▶ _STATED PROBLEM_: Using the records that follow, copy every line containing the word "description".

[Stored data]

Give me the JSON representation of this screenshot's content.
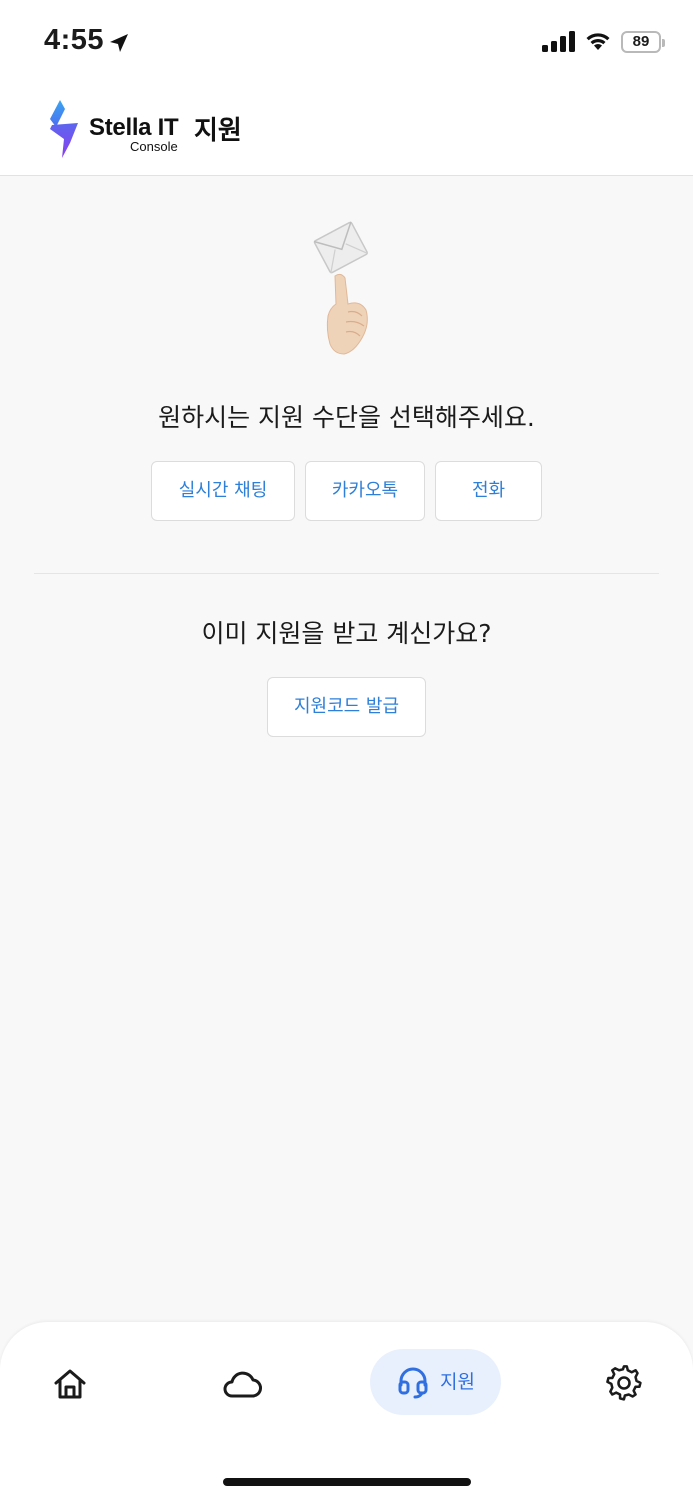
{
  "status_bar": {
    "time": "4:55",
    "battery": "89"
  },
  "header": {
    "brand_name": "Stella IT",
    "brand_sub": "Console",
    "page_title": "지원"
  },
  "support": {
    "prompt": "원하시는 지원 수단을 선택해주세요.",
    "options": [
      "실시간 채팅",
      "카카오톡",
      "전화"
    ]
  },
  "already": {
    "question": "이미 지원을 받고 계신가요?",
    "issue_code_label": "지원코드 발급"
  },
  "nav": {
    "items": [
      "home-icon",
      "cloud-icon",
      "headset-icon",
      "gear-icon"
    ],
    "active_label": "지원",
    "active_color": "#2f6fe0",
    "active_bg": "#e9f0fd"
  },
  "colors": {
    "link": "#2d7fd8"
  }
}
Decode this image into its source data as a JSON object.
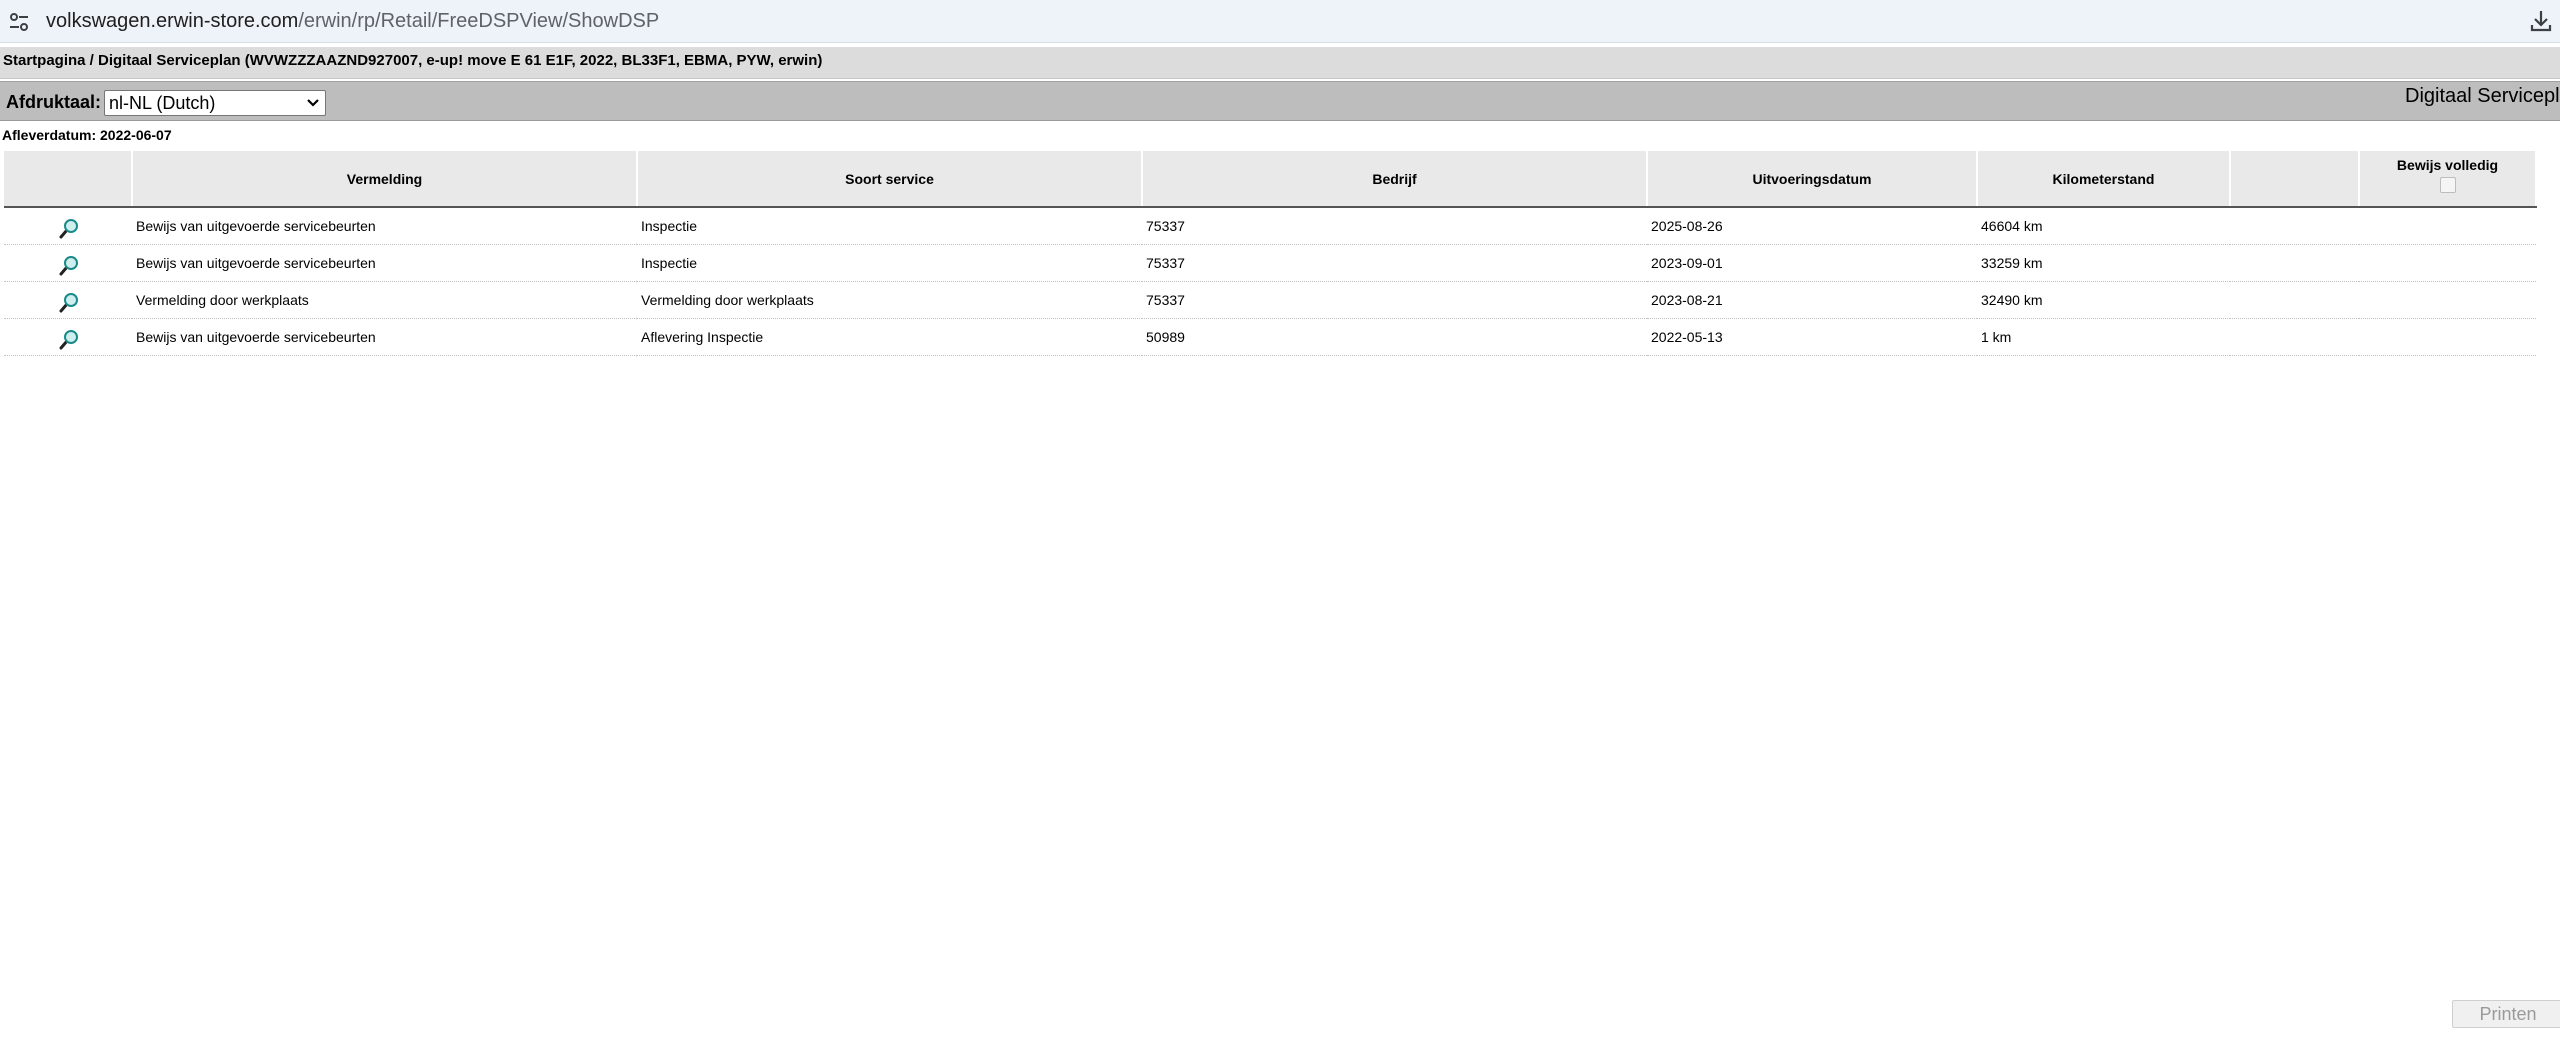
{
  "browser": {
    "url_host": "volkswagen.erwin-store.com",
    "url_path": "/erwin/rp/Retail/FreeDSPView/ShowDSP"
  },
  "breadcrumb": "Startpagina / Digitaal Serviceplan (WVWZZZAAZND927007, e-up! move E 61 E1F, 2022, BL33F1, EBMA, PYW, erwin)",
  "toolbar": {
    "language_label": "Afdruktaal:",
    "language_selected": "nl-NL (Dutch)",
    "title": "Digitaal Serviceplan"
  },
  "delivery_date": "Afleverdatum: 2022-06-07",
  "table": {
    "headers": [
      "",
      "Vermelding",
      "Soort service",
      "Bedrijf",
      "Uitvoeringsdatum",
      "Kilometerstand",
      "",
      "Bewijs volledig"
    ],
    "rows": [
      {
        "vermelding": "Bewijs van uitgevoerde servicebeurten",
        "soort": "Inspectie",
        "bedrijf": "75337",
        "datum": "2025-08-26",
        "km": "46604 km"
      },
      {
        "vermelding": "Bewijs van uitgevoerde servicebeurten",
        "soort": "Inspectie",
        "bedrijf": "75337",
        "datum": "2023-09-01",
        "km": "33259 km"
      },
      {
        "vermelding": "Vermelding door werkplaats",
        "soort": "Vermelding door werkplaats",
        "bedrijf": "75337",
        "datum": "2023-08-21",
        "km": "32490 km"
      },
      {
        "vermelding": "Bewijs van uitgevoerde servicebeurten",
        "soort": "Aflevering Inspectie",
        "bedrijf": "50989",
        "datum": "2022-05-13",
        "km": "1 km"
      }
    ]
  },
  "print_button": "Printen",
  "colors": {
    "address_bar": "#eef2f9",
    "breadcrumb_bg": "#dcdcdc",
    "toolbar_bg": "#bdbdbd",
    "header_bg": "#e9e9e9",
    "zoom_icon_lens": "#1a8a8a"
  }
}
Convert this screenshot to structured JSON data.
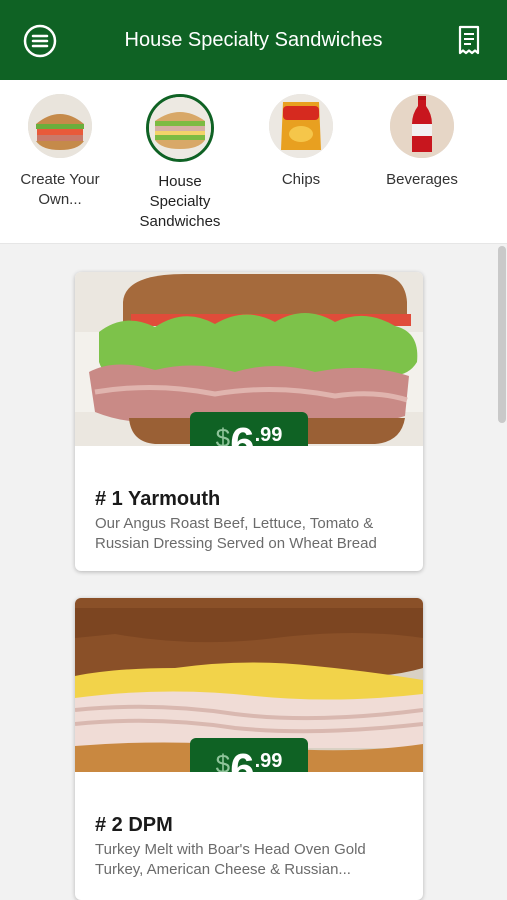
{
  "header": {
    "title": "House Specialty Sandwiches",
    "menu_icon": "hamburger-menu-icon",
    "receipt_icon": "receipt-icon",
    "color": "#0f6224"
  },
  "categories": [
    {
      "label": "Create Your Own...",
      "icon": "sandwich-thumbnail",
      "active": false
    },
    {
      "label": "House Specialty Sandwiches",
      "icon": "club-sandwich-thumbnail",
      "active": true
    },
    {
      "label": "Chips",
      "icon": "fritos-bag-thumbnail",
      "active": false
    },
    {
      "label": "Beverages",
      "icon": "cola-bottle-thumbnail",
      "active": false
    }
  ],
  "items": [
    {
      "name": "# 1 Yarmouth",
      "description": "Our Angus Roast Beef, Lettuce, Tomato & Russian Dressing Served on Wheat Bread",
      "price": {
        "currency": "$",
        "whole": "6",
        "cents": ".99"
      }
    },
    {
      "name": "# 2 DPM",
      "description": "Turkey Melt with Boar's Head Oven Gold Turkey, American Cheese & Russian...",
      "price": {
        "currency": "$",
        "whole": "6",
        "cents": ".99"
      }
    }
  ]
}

▶ _OUTPUT FOR THIS TASK_:
      "description": "Our Angus Roast Beef, Lettuce, Tomato & Russian Dressing Served on Wheat Bread",
      "description": "Turkey Melt with Boar's Head Oven Gold Turkey, American Cheese & Russian...",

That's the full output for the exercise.